## TASK DETAILS
Reproduce the following data verbatim, preserving every line without alteration.

##### DATA FOR THIS EXERCISE

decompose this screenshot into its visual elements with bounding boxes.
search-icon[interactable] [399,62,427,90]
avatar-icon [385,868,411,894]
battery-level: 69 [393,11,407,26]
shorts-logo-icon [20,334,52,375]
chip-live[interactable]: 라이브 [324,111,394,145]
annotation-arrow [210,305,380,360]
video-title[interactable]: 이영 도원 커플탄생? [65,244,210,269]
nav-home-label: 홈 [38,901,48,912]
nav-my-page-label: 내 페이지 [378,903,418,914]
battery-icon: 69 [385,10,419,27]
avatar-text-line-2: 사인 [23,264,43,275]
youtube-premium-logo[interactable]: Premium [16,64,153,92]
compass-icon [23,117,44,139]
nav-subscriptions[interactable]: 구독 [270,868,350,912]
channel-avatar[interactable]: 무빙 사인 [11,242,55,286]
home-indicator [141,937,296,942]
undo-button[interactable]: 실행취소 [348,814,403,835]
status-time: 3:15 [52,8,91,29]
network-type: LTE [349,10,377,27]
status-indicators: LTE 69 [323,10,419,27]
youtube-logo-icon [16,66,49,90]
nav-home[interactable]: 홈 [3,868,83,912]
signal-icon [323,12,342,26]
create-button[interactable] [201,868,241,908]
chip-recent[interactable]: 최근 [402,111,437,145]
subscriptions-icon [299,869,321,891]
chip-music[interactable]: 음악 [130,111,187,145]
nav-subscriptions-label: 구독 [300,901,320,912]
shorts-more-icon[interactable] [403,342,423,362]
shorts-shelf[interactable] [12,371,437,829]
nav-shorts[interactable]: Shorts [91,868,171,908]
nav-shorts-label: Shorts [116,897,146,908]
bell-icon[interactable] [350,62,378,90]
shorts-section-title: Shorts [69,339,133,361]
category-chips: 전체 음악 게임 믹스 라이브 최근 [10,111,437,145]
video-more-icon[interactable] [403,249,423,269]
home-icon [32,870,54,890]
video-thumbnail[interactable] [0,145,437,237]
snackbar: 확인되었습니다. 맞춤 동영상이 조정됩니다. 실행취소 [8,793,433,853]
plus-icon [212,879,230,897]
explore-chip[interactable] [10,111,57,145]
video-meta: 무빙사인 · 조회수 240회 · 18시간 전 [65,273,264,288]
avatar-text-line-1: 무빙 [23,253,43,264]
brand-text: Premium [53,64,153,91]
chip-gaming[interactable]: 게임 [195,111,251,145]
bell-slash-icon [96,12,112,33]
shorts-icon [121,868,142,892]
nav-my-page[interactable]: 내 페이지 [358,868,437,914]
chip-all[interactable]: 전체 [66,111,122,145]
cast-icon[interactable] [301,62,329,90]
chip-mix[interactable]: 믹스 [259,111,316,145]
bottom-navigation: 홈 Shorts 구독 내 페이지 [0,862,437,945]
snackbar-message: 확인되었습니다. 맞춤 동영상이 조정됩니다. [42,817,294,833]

##########

## EXERCISE OUTPUT
decompose this screenshot into its visual elements with bounding boxes.
search-icon[interactable] [399,62,427,90]
avatar-icon [385,868,411,894]
battery-level: 69 [393,11,407,26]
shorts-logo-icon [20,334,52,375]
chip-live[interactable]: 라이브 [324,111,394,145]
annotation-arrow [210,305,380,360]
video-title[interactable]: 이영 도원 커플탄생? [65,244,210,269]
nav-home-label: 홈 [38,901,48,912]
nav-my-page-label: 내 페이지 [378,903,418,914]
battery-icon: 69 [385,10,419,27]
avatar-text-line-2: 사인 [23,264,43,275]
youtube-premium-logo[interactable]: Premium [16,64,153,92]
compass-icon [23,117,44,139]
nav-subscriptions[interactable]: 구독 [270,868,350,912]
channel-avatar[interactable]: 무빙 사인 [11,242,55,286]
home-indicator [141,937,296,942]
undo-button[interactable]: 실행취소 [348,814,403,835]
status-time: 3:15 [52,8,91,29]
network-type: LTE [349,10,377,27]
status-indicators: LTE 69 [323,10,419,27]
youtube-logo-icon [16,66,49,90]
nav-home[interactable]: 홈 [3,868,83,912]
signal-icon [323,12,342,26]
create-button[interactable] [201,868,241,908]
chip-recent[interactable]: 최근 [402,111,437,145]
subscriptions-icon [299,869,321,891]
chip-music[interactable]: 음악 [130,111,187,145]
nav-subscriptions-label: 구독 [300,901,320,912]
shorts-more-icon[interactable] [403,342,423,362]
shorts-shelf[interactable] [12,371,437,829]
nav-shorts[interactable]: Shorts [91,868,171,908]
nav-shorts-label: Shorts [116,897,146,908]
bell-icon[interactable] [350,62,378,90]
shorts-section-title: Shorts [69,339,133,361]
category-chips: 전체 음악 게임 믹스 라이브 최근 [10,111,437,145]
video-more-icon[interactable] [403,249,423,269]
home-icon [32,870,54,890]
video-thumbnail[interactable] [0,145,437,237]
snackbar: 확인되었습니다. 맞춤 동영상이 조정됩니다. 실행취소 [8,793,433,853]
plus-icon [212,879,230,897]
explore-chip[interactable] [10,111,57,145]
video-meta: 무빙사인 · 조회수 240회 · 18시간 전 [65,273,264,288]
avatar-text-line-1: 무빙 [23,253,43,264]
brand-text: Premium [53,64,153,91]
chip-gaming[interactable]: 게임 [195,111,251,145]
bell-slash-icon [96,12,112,33]
shorts-icon [121,868,142,892]
nav-my-page[interactable]: 내 페이지 [358,868,437,914]
chip-all[interactable]: 전체 [66,111,122,145]
cast-icon[interactable] [301,62,329,90]
chip-mix[interactable]: 믹스 [259,111,316,145]
bottom-navigation: 홈 Shorts 구독 내 페이지 [0,862,437,945]
snackbar-message: 확인되었습니다. 맞춤 동영상이 조정됩니다. [42,817,294,833]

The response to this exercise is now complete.